▶ **ЗАДАНИЕ 1**: Куда, согласно отрывку о встречах Дирксена с Крестинским, переводили Дирксена?
▶ **ЗАДАНИЕ 2**: Подхватите рассказ о беседах Дирксена и Крестинского и продолжите его после последней фразы.

▶ **ФРАГМЕНТ ТЕКСТА**:
::::

Рискованная игра Сталина: в поисках союзников против Гитлера, 1930-1936 гг. — страница 38 из 163

[316].

Дирксен вернулся в НКИД в июле, хотя в этот раз Крестинский не был так снисходителен. Он пожаловался на новую антисоветскую кампанию в немецкой прессе, которую, очевидно, поддерживало правительство. «Наша общественность» (снова те же слова) воспримет подобные проявления враждебности как «объявление ей войны немецкими политическими кругами и немецкой общественностью». В конце отчета Крестинский отметил, что он не сказал ничего успокаивающего Дирксену на тему продолжения рапалльской политики[317].

Не по словам судят, а по делам

Через три недели Дирксен снова встретился с Крестинским, на этот раз он хотел сообщить ему, что его переводят в немецкое посольство в Токио. Судя по записям Крестинского, он ответил, что НКИД очень жаль, что Дирксен уезжает. Посол признался, что ему тяжело покидать Москву, но условия работы очень сильно изменились за последние несколько месяцев, и ему сложно приспособиться. Так Дирксен попытался вернуться к делам и снова озвучил мысль о том, как хорошо было бы восстановить советско-немецкие отношения. Он поддел Крестинского: «Очевидно, советское правительство не может приспособиться к фундаментальным изменениям в политической структуре Германии и переменам во внешней политике».

Крестинский в ответ сказал то, что Дирксен уже слышал ранее: «Я ответил, — писал он в дневнике, — что наша настороженность по отношению к Германии объясняется вовсе не нашим отношением к внутриполитическому строю Германии. Это — есть реакция на внешнюю политику Германии. До тех пор, пока Германия делами, а не словами не докажет своего желания продолжать прежнюю политику, до тех пор, пока с германской стороны будут продолжаться антисоветские выступления, до тех пор мы не можем отказаться от нашей выжидательной настороженности». Дирксен опять сел на своего конька: я говорил с людьми в Берлине. Я убежден, что они хотят сохранить «предыдущую политику». «Немецкое правительство уже сделало несколько шагов для достижения этой цели, — настаивал Дирксен. — Сейчас, как мне кажется, следующий шаг должен сделать СССР, а не Германия»[318]. Эти слова часто произносились, когда речь шла об отношениях западных держав и СССР: «Вы первый!» «Нет, нет, что вы! Только после вас!»

::::

▶ **Данные о том, где расположены элементы**:
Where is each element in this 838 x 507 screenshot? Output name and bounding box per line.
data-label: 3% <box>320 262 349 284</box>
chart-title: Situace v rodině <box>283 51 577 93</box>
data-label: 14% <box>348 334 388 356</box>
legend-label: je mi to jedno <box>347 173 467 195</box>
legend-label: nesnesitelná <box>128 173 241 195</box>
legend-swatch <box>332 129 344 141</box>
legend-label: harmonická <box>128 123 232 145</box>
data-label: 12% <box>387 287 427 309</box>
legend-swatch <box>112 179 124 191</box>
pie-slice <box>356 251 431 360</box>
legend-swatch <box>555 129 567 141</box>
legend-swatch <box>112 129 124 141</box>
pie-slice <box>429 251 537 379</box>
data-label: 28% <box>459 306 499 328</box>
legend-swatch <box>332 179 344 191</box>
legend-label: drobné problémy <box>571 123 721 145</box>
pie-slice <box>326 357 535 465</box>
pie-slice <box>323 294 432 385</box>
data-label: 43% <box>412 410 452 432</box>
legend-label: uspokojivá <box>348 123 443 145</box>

::::

▶ **ОТВЕТ 1**: В немецкое посольство в Токио.

▶ **ОТВЕТ 2**:
Временный поверенный Германии Фриц фон Твардовски приехал к Крестинскому через два дня и затянул ту же песню про улучшение отношений. «Мы считаем, — сказал Крестинский, — что герм[анское] пра[вительство] должно не только словами, но и делами доказать свою добрую волю и свою искренность в отношении продолжения прежней политики». Наверно, это был необычный разговор, так как Крестинский отправил запись о нем Сталину[319].

Дирксен также вернулся к обсуждению этого вопроса. Он не был доволен ответом, который получил от Крестинского, и попросил о встрече с Молотовым. Замнаркома ответил, что Молотов очень занят, но тем не менее он нашел время через несколько дней встретиться с послом. Крестинский сообщил советскому посольству в Берлине, что снова состоялся такой же разговор, как у него с Дирксеном и Твардовски. Молотов заверил Дирксена, что советская рапалльская политика остается неизменной, но из-за недавних событий в Германии возникают сомнения. В качестве примера Молотов упомянул речь министра пропаганды Йозефа Геббельса, в которой он осуждал Рапалльский договор. Как сообщил Крестинский посольству в Берлине, после встречи Дирксен сказал, что теперь он более уверенно сможет объясниться в Берлине[320].

«Нехватка дисциплины»

В начале сентября появились сообщения о «новой серии случаев нелояльности и недружелюбия германских властей». Литвинов поручил посольству в Берлине обсудить этот вопрос с МИД Германии, так как подобные эпизоды еще раз подтверждают изменение немецкой политики. Твардовски встретился с Литвиновым, чтобы обсудить с ним стандартную тему «нормализации отношений». Нарком сказал, что никакие объяснения или заявления не помогут до тех пор, пока немецкое правительство официально или неофициально будет придерживаться существующей политической линии[321].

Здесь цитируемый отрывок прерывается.